(begin)

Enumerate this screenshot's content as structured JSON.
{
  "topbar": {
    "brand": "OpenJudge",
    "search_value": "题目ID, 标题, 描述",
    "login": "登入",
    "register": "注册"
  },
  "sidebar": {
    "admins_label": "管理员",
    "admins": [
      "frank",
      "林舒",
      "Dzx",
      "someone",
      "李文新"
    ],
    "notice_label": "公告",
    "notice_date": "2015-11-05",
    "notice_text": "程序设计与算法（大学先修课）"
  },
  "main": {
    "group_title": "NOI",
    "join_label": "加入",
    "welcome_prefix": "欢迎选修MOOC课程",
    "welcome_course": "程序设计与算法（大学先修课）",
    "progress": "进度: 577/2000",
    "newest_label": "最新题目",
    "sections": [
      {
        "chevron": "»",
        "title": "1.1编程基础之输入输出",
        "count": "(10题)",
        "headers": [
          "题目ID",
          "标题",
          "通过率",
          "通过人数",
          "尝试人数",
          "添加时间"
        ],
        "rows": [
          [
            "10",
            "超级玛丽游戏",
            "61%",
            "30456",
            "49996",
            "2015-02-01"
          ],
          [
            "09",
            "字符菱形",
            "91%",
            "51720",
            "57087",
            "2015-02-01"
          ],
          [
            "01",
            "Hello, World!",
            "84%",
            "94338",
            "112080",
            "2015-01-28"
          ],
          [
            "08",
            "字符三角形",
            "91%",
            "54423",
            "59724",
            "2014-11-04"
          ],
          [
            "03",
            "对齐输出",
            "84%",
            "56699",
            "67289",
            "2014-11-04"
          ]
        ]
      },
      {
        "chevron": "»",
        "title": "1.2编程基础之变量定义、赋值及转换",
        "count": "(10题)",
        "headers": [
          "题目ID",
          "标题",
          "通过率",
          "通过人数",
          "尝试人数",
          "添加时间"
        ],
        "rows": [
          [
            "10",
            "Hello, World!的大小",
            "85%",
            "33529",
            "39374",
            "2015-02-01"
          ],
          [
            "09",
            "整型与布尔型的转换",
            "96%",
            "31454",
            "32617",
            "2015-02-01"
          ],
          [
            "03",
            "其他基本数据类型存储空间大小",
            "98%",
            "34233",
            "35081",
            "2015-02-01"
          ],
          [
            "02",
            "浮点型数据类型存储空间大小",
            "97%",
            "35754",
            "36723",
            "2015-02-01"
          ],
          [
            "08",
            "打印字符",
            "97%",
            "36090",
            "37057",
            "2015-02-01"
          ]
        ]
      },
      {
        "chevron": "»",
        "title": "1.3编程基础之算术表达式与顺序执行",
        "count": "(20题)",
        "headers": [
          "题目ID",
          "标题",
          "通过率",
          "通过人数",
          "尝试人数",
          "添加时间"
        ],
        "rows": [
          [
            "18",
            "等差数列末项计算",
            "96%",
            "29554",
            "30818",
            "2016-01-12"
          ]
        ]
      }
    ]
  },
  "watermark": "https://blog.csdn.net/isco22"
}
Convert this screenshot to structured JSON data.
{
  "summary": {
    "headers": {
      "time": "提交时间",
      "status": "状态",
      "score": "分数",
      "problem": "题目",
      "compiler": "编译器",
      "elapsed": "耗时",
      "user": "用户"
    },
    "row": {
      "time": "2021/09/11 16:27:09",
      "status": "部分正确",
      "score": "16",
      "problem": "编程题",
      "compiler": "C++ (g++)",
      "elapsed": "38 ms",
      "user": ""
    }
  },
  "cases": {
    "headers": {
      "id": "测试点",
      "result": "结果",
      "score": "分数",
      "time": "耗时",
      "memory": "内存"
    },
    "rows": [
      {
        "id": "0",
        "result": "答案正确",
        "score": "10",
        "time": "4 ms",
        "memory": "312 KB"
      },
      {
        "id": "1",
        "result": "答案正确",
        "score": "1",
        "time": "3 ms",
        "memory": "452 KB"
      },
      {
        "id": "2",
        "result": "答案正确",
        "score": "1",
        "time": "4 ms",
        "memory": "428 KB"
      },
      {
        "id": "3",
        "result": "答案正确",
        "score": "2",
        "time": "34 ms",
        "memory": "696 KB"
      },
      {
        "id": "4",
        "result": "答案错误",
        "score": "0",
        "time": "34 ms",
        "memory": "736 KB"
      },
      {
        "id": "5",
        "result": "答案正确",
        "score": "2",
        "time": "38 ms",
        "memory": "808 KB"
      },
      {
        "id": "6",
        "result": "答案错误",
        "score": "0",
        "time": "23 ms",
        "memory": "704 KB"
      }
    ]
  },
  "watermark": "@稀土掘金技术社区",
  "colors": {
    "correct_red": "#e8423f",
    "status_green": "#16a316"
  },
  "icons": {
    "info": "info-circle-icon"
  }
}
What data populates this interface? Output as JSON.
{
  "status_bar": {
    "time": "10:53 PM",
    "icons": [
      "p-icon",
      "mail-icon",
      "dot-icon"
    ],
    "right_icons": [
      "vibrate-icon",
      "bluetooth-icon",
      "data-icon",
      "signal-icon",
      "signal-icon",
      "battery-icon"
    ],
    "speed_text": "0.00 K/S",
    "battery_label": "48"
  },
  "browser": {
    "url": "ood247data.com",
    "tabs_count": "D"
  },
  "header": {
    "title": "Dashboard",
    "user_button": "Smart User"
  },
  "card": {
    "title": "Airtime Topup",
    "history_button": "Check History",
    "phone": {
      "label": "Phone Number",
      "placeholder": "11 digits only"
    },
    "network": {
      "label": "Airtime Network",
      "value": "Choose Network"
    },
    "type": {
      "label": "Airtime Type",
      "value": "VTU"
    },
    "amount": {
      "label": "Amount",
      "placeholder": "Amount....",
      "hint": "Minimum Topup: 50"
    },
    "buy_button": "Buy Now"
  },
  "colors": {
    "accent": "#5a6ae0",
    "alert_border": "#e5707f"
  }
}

(end)

● GIVEN PROBLEM: Only a number is wanted: how many lines of the material include the word "placeholder".

● THE REPLY: 2